--- Exercise requirements ---
Collect every line below that contains the word "Remote".

--- Entries ---
-.-.-

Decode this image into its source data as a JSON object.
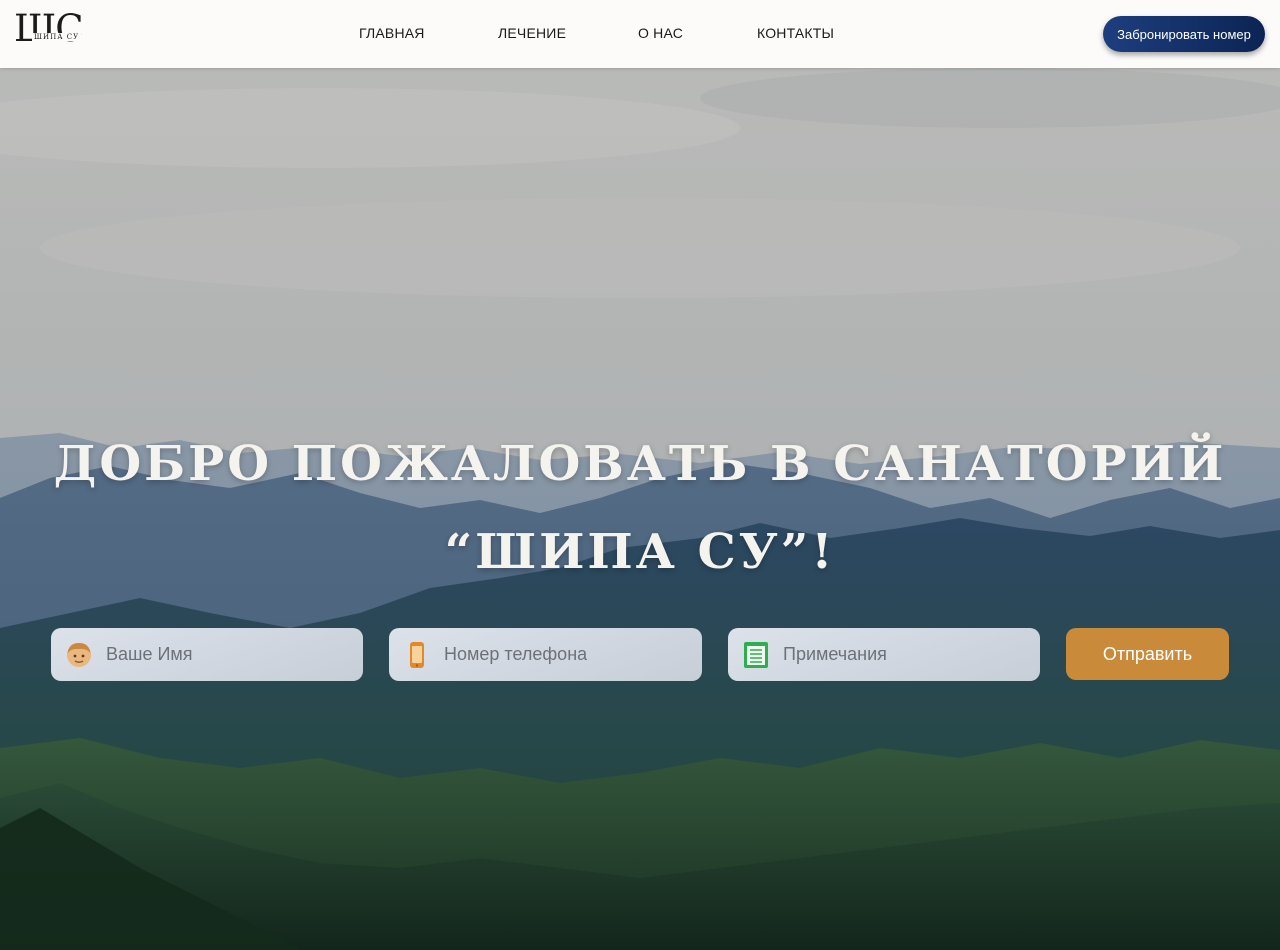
{
  "header": {
    "logo": {
      "mark": "ШС",
      "sub": "ШИПА СУ"
    },
    "nav": [
      {
        "label": "ГЛАВНАЯ"
      },
      {
        "label": "ЛЕЧЕНИЕ"
      },
      {
        "label": "О НАС"
      },
      {
        "label": "КОНТАКТЫ"
      }
    ],
    "book_button": "Забронировать номер"
  },
  "hero": {
    "title_line1": "ДОБРО ПОЖАЛОВАТЬ В САНАТОРИЙ",
    "title_line2": "“ШИПА СУ”!"
  },
  "form": {
    "name": {
      "placeholder": "Ваше Имя",
      "icon": "person-icon"
    },
    "phone": {
      "placeholder": "Номер телефона",
      "icon": "phone-icon"
    },
    "notes": {
      "placeholder": "Примечания",
      "icon": "notepad-icon"
    },
    "submit": "Отправить"
  },
  "colors": {
    "accent_button": "#c98a3a",
    "book_button": "#0b2454",
    "header_bg": "#fcfbfa"
  }
}
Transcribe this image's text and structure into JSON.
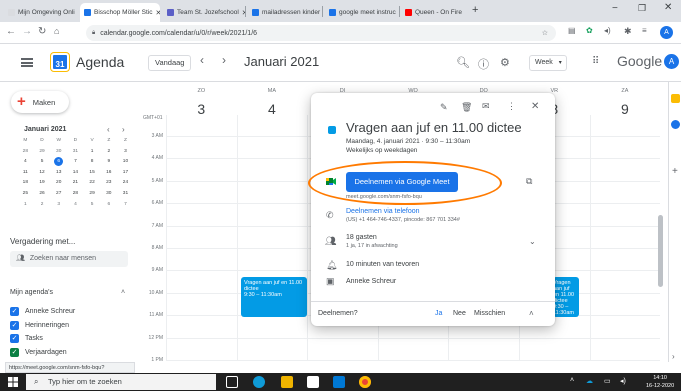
{
  "browser": {
    "tabs": [
      {
        "label": "Mijn Omgeving Onli",
        "active": false,
        "favicon": "#dadce0"
      },
      {
        "label": "Bisschop Möller Stic",
        "active": true,
        "favicon": "#1a73e8"
      },
      {
        "label": "Team St. Jozefschool",
        "active": false,
        "favicon": "#5b5fc7"
      },
      {
        "label": "mailadressen kinder",
        "active": false,
        "favicon": "#1a73e8"
      },
      {
        "label": "google meet instruc",
        "active": false,
        "favicon": "#1a73e8"
      },
      {
        "label": "Queen - On Fire",
        "active": false,
        "favicon": "#ff0000"
      }
    ],
    "new_tab": "+",
    "url": "calendar.google.com/calendar/u/0/r/week/2021/1/6"
  },
  "header": {
    "app_title": "Agenda",
    "logo_text": "31",
    "today_button": "Vandaag",
    "prev": "‹",
    "next": "›",
    "month_label": "Januari 2021",
    "view_select": "Week",
    "google_text": "Google",
    "avatar_letter": "A"
  },
  "sidebar": {
    "create_label": "Maken",
    "mini_month": "Januari 2021",
    "weekday_headers": [
      "M",
      "D",
      "W",
      "D",
      "V",
      "Z",
      "Z"
    ],
    "weeks": [
      [
        "28",
        "29",
        "30",
        "31",
        "1",
        "2",
        "3"
      ],
      [
        "4",
        "5",
        "6",
        "7",
        "8",
        "9",
        "10"
      ],
      [
        "11",
        "12",
        "13",
        "14",
        "15",
        "16",
        "17"
      ],
      [
        "18",
        "19",
        "20",
        "21",
        "22",
        "23",
        "24"
      ],
      [
        "25",
        "26",
        "27",
        "28",
        "29",
        "30",
        "31"
      ],
      [
        "1",
        "2",
        "3",
        "4",
        "5",
        "6",
        "7"
      ]
    ],
    "meet_label": "Vergadering met...",
    "search_people": "Zoeken naar mensen",
    "my_calendars": "Mijn agenda's",
    "calendars": [
      {
        "label": "Anneke Schreur",
        "color": "#1a73e8"
      },
      {
        "label": "Herinneringen",
        "color": "#1a73e8"
      },
      {
        "label": "Tasks",
        "color": "#1a73e8"
      },
      {
        "label": "Verjaardagen",
        "color": "#0b8043"
      }
    ]
  },
  "grid": {
    "gmt": "GMT+01",
    "days": [
      {
        "name": "ZO",
        "num": "3"
      },
      {
        "name": "MA",
        "num": "4"
      },
      {
        "name": "DI",
        "num": "5"
      },
      {
        "name": "WO",
        "num": "6"
      },
      {
        "name": "DO",
        "num": "7"
      },
      {
        "name": "VR",
        "num": "8"
      },
      {
        "name": "ZA",
        "num": "9"
      }
    ],
    "hours": [
      "3 AM",
      "4 AM",
      "5 AM",
      "6 AM",
      "7 AM",
      "8 AM",
      "9 AM",
      "10 AM",
      "11 AM",
      "12 PM",
      "1 PM"
    ],
    "event_main": {
      "title": "Vragen aan juf en 11.00 dictee",
      "time": "9:30 – 11:30am"
    },
    "event_right": {
      "title": "Vragen aan juf en 11.00 dictee",
      "time": "9:30 – 11:30am"
    }
  },
  "popup": {
    "title": "Vragen aan juf en 11.00 dictee",
    "date": "Maandag, 4. januari 2021  ·  9:30 – 11:30am",
    "repeat": "Wekelijks op weekdagen",
    "meet_button": "Deelnemen via Google Meet",
    "meet_link": "meet.google.com/snm-fsfo-bqu",
    "phone_title": "Deelnemen via telefoon",
    "phone_detail": "(US) +1 464-746-4337, pincode: 867 701 334#",
    "guests": "18 gasten",
    "guests_detail": "1 ja, 17 in afwachting",
    "reminder": "10 minuten van tevoren",
    "organizer": "Anneke Schreur",
    "rsvp_question": "Deelnemen?",
    "rsvp_yes": "Ja",
    "rsvp_no": "Nee",
    "rsvp_maybe": "Misschien"
  },
  "status_url": "https://meet.google.com/snm-fsfo-bqu?authuser=0&hs=122",
  "taskbar": {
    "search_placeholder": "Typ hier om te zoeken",
    "time": "14:10",
    "date": "16-12-2020"
  },
  "colors": {
    "accent": "#1a73e8",
    "event": "#039be5",
    "highlight": "#ff7a00"
  }
}
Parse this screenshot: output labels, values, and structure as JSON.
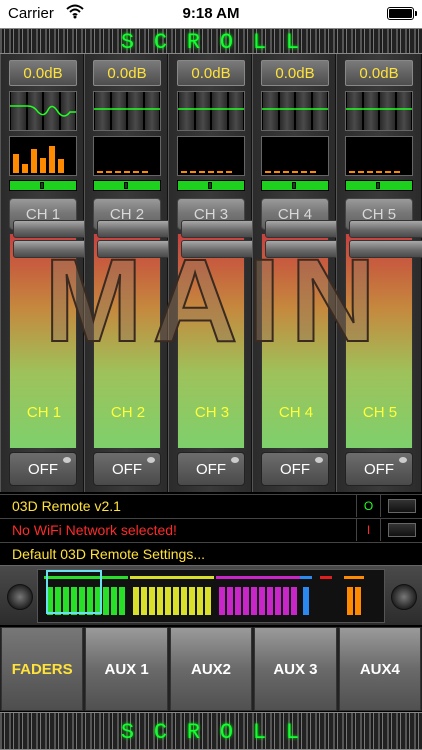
{
  "status_bar": {
    "carrier": "Carrier",
    "time": "9:18 AM"
  },
  "scroll_top": [
    "S",
    "C",
    "R",
    "O",
    "L",
    "L"
  ],
  "scroll_bottom": [
    "S",
    "C",
    "R",
    "O",
    "L",
    "L"
  ],
  "channels": [
    {
      "db": "0.0dB",
      "label": "CH 1",
      "fader_label": "CH 1",
      "off": "OFF",
      "meter": [
        0.55,
        0.25,
        0.7,
        0.45,
        0.8,
        0.4
      ],
      "pan": 0.5
    },
    {
      "db": "0.0dB",
      "label": "CH 2",
      "fader_label": "CH 2",
      "off": "OFF",
      "meter": [
        0.05,
        0.05,
        0.05,
        0.05,
        0.05,
        0.05
      ],
      "pan": 0.5
    },
    {
      "db": "0.0dB",
      "label": "CH 3",
      "fader_label": "CH 3",
      "off": "OFF",
      "meter": [
        0.05,
        0.05,
        0.05,
        0.05,
        0.05,
        0.05
      ],
      "pan": 0.5
    },
    {
      "db": "0.0dB",
      "label": "CH 4",
      "fader_label": "CH 4",
      "off": "OFF",
      "meter": [
        0.05,
        0.05,
        0.05,
        0.05,
        0.05,
        0.05
      ],
      "pan": 0.5
    },
    {
      "db": "0.0dB",
      "label": "CH 5",
      "fader_label": "CH 5",
      "off": "OFF",
      "meter": [
        0.05,
        0.05,
        0.05,
        0.05,
        0.05,
        0.05
      ],
      "pan": 0.5
    }
  ],
  "overlay_text": "MAIN",
  "info": {
    "version": "03D Remote v2.1",
    "version_indicator": "O",
    "wifi": "No WiFi Network selected!",
    "wifi_indicator": "I",
    "settings": "Default 03D Remote Settings..."
  },
  "tabs": [
    "FADERS",
    "AUX 1",
    "AUX2",
    "AUX 3",
    "AUX4"
  ],
  "active_tab": "FADERS",
  "colors": {
    "accent_yellow": "#ffe23a",
    "scroll_green": "#11ff33",
    "info_red": "#ff2a2a",
    "info_yellow": "#ffe23a",
    "mini_groups": [
      "#29e029",
      "#d9e02b",
      "#c826c8",
      "#2b8af0",
      "#e01e1e",
      "#ff8a00"
    ]
  }
}
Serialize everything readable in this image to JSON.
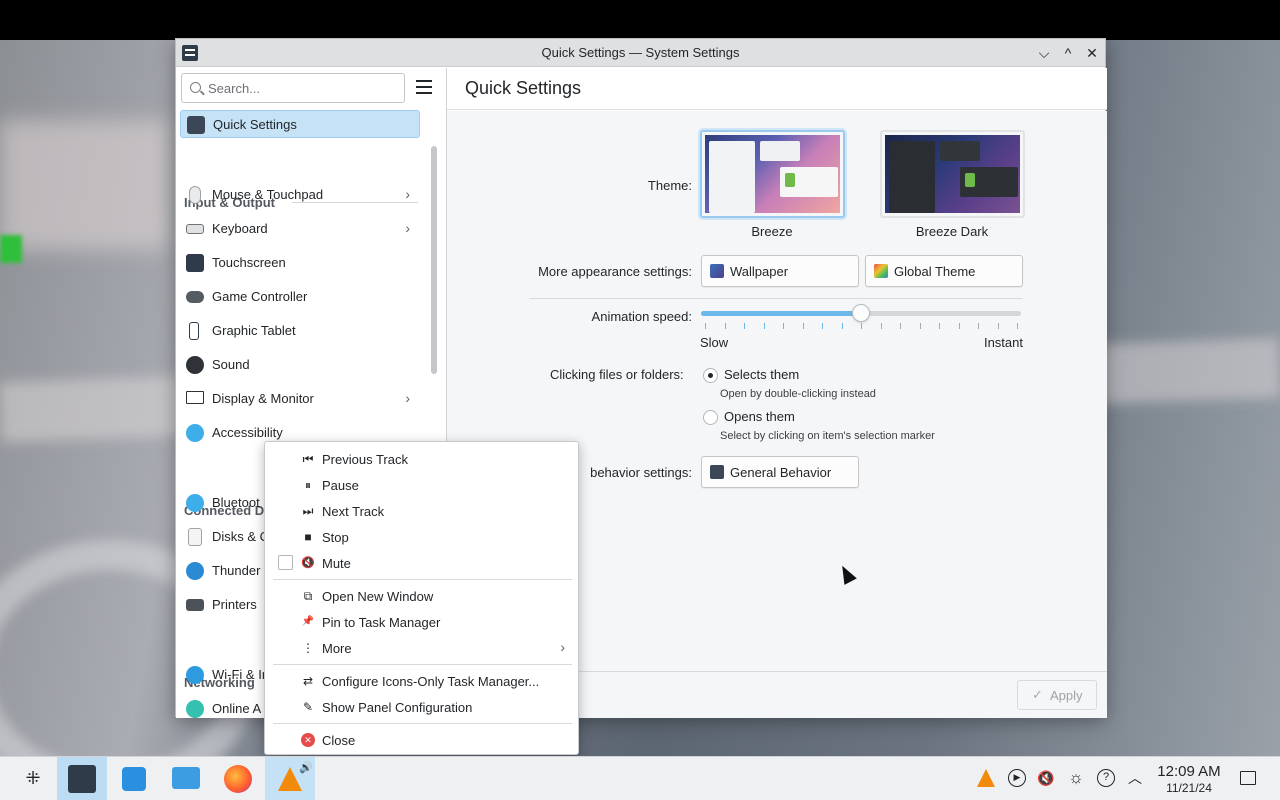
{
  "window": {
    "title": "Quick Settings — System Settings",
    "controls": {
      "minimize": "⌵",
      "maximize": "^",
      "close": "✕"
    }
  },
  "sidebar": {
    "search_placeholder": "Search...",
    "items": [
      {
        "label": "Quick Settings",
        "icon": "quick-settings-icon",
        "selected": true
      },
      {
        "label": "Mouse & Touchpad",
        "icon": "mouse-icon",
        "has_submenu": true
      },
      {
        "label": "Keyboard",
        "icon": "keyboard-icon",
        "has_submenu": true
      },
      {
        "label": "Touchscreen",
        "icon": "touchscreen-icon"
      },
      {
        "label": "Game Controller",
        "icon": "gamepad-icon"
      },
      {
        "label": "Graphic Tablet",
        "icon": "tablet-icon"
      },
      {
        "label": "Sound",
        "icon": "sound-icon"
      },
      {
        "label": "Display & Monitor",
        "icon": "monitor-icon",
        "has_submenu": true
      },
      {
        "label": "Accessibility",
        "icon": "accessibility-icon"
      },
      {
        "label": "Bluetoot",
        "icon": "bluetooth-icon"
      },
      {
        "label": "Disks & C",
        "icon": "disk-icon"
      },
      {
        "label": "Thunder",
        "icon": "thunderbolt-icon"
      },
      {
        "label": "Printers",
        "icon": "printer-icon"
      },
      {
        "label": "Wi-Fi & In",
        "icon": "wifi-icon"
      },
      {
        "label": "Online A",
        "icon": "online-accounts-icon"
      }
    ],
    "headers": {
      "input_output": "Input & Output",
      "connected": "Connected D",
      "networking": "Networking"
    },
    "chevron": "›"
  },
  "content": {
    "page_title": "Quick Settings",
    "theme_label": "Theme:",
    "themes": [
      {
        "name": "Breeze",
        "selected": true
      },
      {
        "name": "Breeze Dark",
        "selected": false
      }
    ],
    "more_appearance_label": "More appearance settings:",
    "wallpaper_button": "Wallpaper",
    "global_theme_button": "Global Theme",
    "animation_label": "Animation speed:",
    "animation_slow": "Slow",
    "animation_instant": "Instant",
    "animation_value_fraction": 0.5,
    "clicking_label": "Clicking files or folders:",
    "radio_selects": "Selects them",
    "radio_selects_sub": "Open by double-clicking instead",
    "radio_opens": "Opens them",
    "radio_opens_sub": "Select by clicking on item's selection marker",
    "behavior_label": "behavior settings:",
    "general_behavior_button": "General Behavior",
    "apply_button": "Apply",
    "apply_check": "✓"
  },
  "context_menu": {
    "items": [
      {
        "label": "Previous Track",
        "icon": "previous-track-icon",
        "glyph": "⏮"
      },
      {
        "label": "Pause",
        "icon": "pause-icon",
        "glyph": "⏸"
      },
      {
        "label": "Next Track",
        "icon": "next-track-icon",
        "glyph": "⏭"
      },
      {
        "label": "Stop",
        "icon": "stop-icon",
        "glyph": "■"
      },
      {
        "label": "Mute",
        "icon": "mute-icon",
        "glyph": "🔇",
        "checkbox": true
      },
      {
        "label": "Open New Window",
        "icon": "new-window-icon",
        "glyph": "⧉"
      },
      {
        "label": "Pin to Task Manager",
        "icon": "pin-icon",
        "glyph": "📌"
      },
      {
        "label": "More",
        "icon": "more-icon",
        "glyph": "⋮",
        "has_submenu": true
      },
      {
        "label": "Configure Icons-Only Task Manager...",
        "icon": "configure-icon",
        "glyph": "⇄"
      },
      {
        "label": "Show Panel Configuration",
        "icon": "edit-icon",
        "glyph": "✎"
      },
      {
        "label": "Close",
        "icon": "close-icon",
        "glyph": "✕"
      }
    ],
    "submenu_chevron": "›"
  },
  "taskbar": {
    "clock_time": "12:09 AM",
    "clock_date": "11/21/24"
  },
  "colors": {
    "accent": "#3daee9",
    "selection_bg": "#c6e2f7",
    "close_red": "#e74c4c"
  }
}
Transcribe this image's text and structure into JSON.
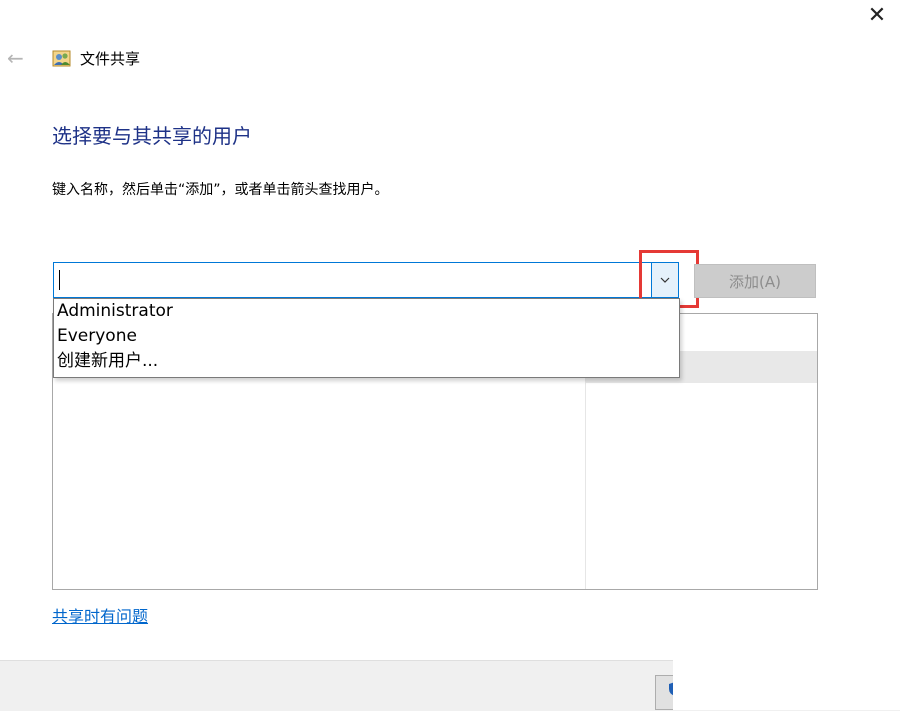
{
  "window": {
    "title": "文件共享",
    "close_symbol": "✕",
    "back_symbol": "←"
  },
  "page": {
    "heading": "选择要与其共享的用户",
    "instruction": "键入名称，然后单击“添加”，或者单击箭头查找用户。"
  },
  "name_input": {
    "value": "",
    "dropdown_icon": "chevron-down-icon"
  },
  "add_button": {
    "label": "添加(A)"
  },
  "dropdown": {
    "items": [
      "Administrator",
      "Everyone",
      "创建新用户..."
    ]
  },
  "help_link": "共享时有问题",
  "colors": {
    "heading": "#1e3287",
    "link": "#0066cc",
    "accent": "#0078d7",
    "highlight": "#e53935"
  }
}
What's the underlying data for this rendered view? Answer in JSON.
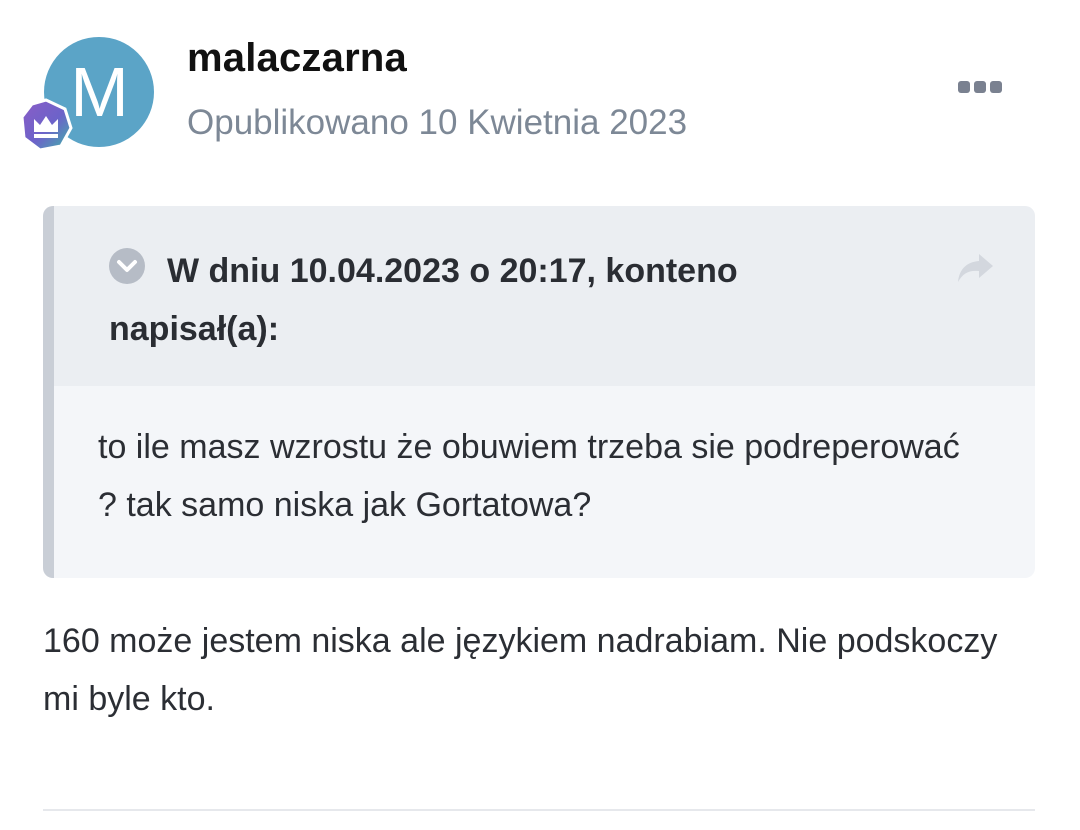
{
  "author": {
    "name": "malaczarna",
    "avatar_letter": "M",
    "avatar_color": "#5ba4c7",
    "rank_badge_icon": "crown-badge-icon"
  },
  "post": {
    "date": "Opublikowano 10 Kwietnia 2023",
    "more_icon": "more-dots-icon",
    "content": "160 może jestem niska ale językiem nadrabiam. Nie podskoczy mi byle kto."
  },
  "quote": {
    "toggle_icon": "chevron-down-icon",
    "share_icon": "share-arrow-icon",
    "citation": "W dniu 10.04.2023 o 20:17, konteno napisał(a):",
    "text": "to ile masz wzrostu że obuwiem trzeba sie podreperować ? tak samo niska jak Gortatowa?"
  },
  "colors": {
    "accent": "#5ba4c7",
    "quote_border": "#c9ced6",
    "quote_header_bg": "#ebeef2",
    "quote_body_bg": "#f4f6f9",
    "muted_text": "#7d8896"
  }
}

-.-.-

--- Exercise output ---
    "version": "03D Remote v2.1",
    "settings": "Default 03D Remote Settings..."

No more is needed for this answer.